Dataset entries on figures
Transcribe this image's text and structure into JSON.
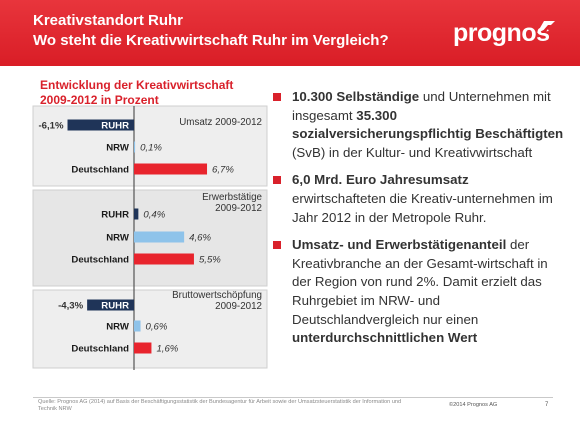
{
  "header": {
    "title_line1": "Kreativstandort Ruhr",
    "title_line2": "Wo steht die Kreativwirtschaft Ruhr im Vergleich?",
    "logo_text": "prognos"
  },
  "colors": {
    "header_red": "#e0242c",
    "bar_ruhr": "#1f3458",
    "bar_nrw": "#8ec3ea",
    "bar_deutschland": "#e8242d",
    "text_red": "#d9212b"
  },
  "chart_data": {
    "type": "bar",
    "orientation": "horizontal",
    "title": "Entwicklung der Kreativwirtschaft 2009-2012 in Prozent",
    "title_lines": [
      "Entwicklung der Kreativwirtschaft",
      "2009-2012 in Prozent"
    ],
    "categories": [
      "RUHR",
      "NRW",
      "Deutschland"
    ],
    "xlim": [
      -6.5,
      7.5
    ],
    "panels": [
      {
        "name_lines": [
          "Umsatz 2009-2012"
        ],
        "values": [
          -6.1,
          0.1,
          6.7
        ],
        "labels": [
          "-6,1%",
          "0,1%",
          "6,7%"
        ]
      },
      {
        "name_lines": [
          "Erwerbstätige",
          "2009-2012"
        ],
        "values": [
          0.4,
          4.6,
          5.5
        ],
        "labels": [
          "0,4%",
          "4,6%",
          "5,5%"
        ]
      },
      {
        "name_lines": [
          "Bruttowertschöpfung",
          "2009-2012"
        ],
        "values": [
          -4.3,
          0.6,
          1.6
        ],
        "labels": [
          "-4,3%",
          "0,6%",
          "1,6%"
        ]
      }
    ]
  },
  "bullets": [
    {
      "parts": [
        {
          "text": "10.300 Selbständige",
          "bold": true
        },
        {
          "text": " und Unternehmen mit insgesamt ",
          "bold": false
        },
        {
          "text": "35.300 sozialversicherungspflichtig Beschäftigten",
          "bold": true
        },
        {
          "text": " (SvB) in der Kultur- und Kreativwirtschaft",
          "bold": false
        }
      ]
    },
    {
      "parts": [
        {
          "text": "6,0 Mrd. Euro Jahresumsatz",
          "bold": true
        },
        {
          "text": " erwirtschafteten die Kreativ-unternehmen im Jahr 2012 in der Metropole Ruhr.",
          "bold": false
        }
      ]
    },
    {
      "parts": [
        {
          "text": "Umsatz- und Erwerbstätigenanteil",
          "bold": true
        },
        {
          "text": " der Kreativbranche an der Gesamt-wirtschaft in der Region von rund 2%. Damit erzielt das Ruhrgebiet im NRW- und Deutschlandvergleich nur einen ",
          "bold": false
        },
        {
          "text": "unterdurchschnittlichen Wert",
          "bold": true
        }
      ]
    }
  ],
  "footer": {
    "source": "Quelle: Prognos AG (2014) auf Basis der Beschäftigungsstatistik der Bundesagentur für Arbeit sowie der Umsatzsteuerstatistik der Information und Technik NRW",
    "copyright": "©2014 Prognos AG",
    "page": "7"
  }
}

▶ **Given instruction**
Repeat the full listing above exactly, with no pictures in the copy.

▶ **Final result**
Transcribe this image's text and structure into JSON.
{
  "header": {
    "title_line1": "Kreativstandort Ruhr",
    "title_line2": "Wo steht die Kreativwirtschaft Ruhr im Vergleich?",
    "logo_text": "prognos"
  },
  "colors": {
    "header_red": "#e0242c",
    "bar_ruhr": "#1f3458",
    "bar_nrw": "#8ec3ea",
    "bar_deutschland": "#e8242d",
    "text_red": "#d9212b"
  },
  "chart_data": {
    "type": "bar",
    "orientation": "horizontal",
    "title": "Entwicklung der Kreativwirtschaft 2009-2012 in Prozent",
    "title_lines": [
      "Entwicklung der Kreativwirtschaft",
      "2009-2012 in Prozent"
    ],
    "categories": [
      "RUHR",
      "NRW",
      "Deutschland"
    ],
    "xlim": [
      -6.5,
      7.5
    ],
    "panels": [
      {
        "name_lines": [
          "Umsatz 2009-2012"
        ],
        "values": [
          -6.1,
          0.1,
          6.7
        ],
        "labels": [
          "-6,1%",
          "0,1%",
          "6,7%"
        ]
      },
      {
        "name_lines": [
          "Erwerbstätige",
          "2009-2012"
        ],
        "values": [
          0.4,
          4.6,
          5.5
        ],
        "labels": [
          "0,4%",
          "4,6%",
          "5,5%"
        ]
      },
      {
        "name_lines": [
          "Bruttowertschöpfung",
          "2009-2012"
        ],
        "values": [
          -4.3,
          0.6,
          1.6
        ],
        "labels": [
          "-4,3%",
          "0,6%",
          "1,6%"
        ]
      }
    ]
  },
  "bullets": [
    {
      "parts": [
        {
          "text": "10.300 Selbständige",
          "bold": true
        },
        {
          "text": " und Unternehmen mit insgesamt ",
          "bold": false
        },
        {
          "text": "35.300 sozialversicherungspflichtig Beschäftigten",
          "bold": true
        },
        {
          "text": " (SvB) in der Kultur- und Kreativwirtschaft",
          "bold": false
        }
      ]
    },
    {
      "parts": [
        {
          "text": "6,0 Mrd. Euro Jahresumsatz",
          "bold": true
        },
        {
          "text": " erwirtschafteten die Kreativ-unternehmen im Jahr 2012 in der Metropole Ruhr.",
          "bold": false
        }
      ]
    },
    {
      "parts": [
        {
          "text": "Umsatz- und Erwerbstätigenanteil",
          "bold": true
        },
        {
          "text": " der Kreativbranche an der Gesamt-wirtschaft in der Region von rund 2%. Damit erzielt das Ruhrgebiet im NRW- und Deutschlandvergleich nur einen ",
          "bold": false
        },
        {
          "text": "unterdurchschnittlichen Wert",
          "bold": true
        }
      ]
    }
  ],
  "footer": {
    "source": "Quelle: Prognos AG (2014) auf Basis der Beschäftigungsstatistik der Bundesagentur für Arbeit sowie der Umsatzsteuerstatistik der Information und Technik NRW",
    "copyright": "©2014 Prognos AG",
    "page": "7"
  }
}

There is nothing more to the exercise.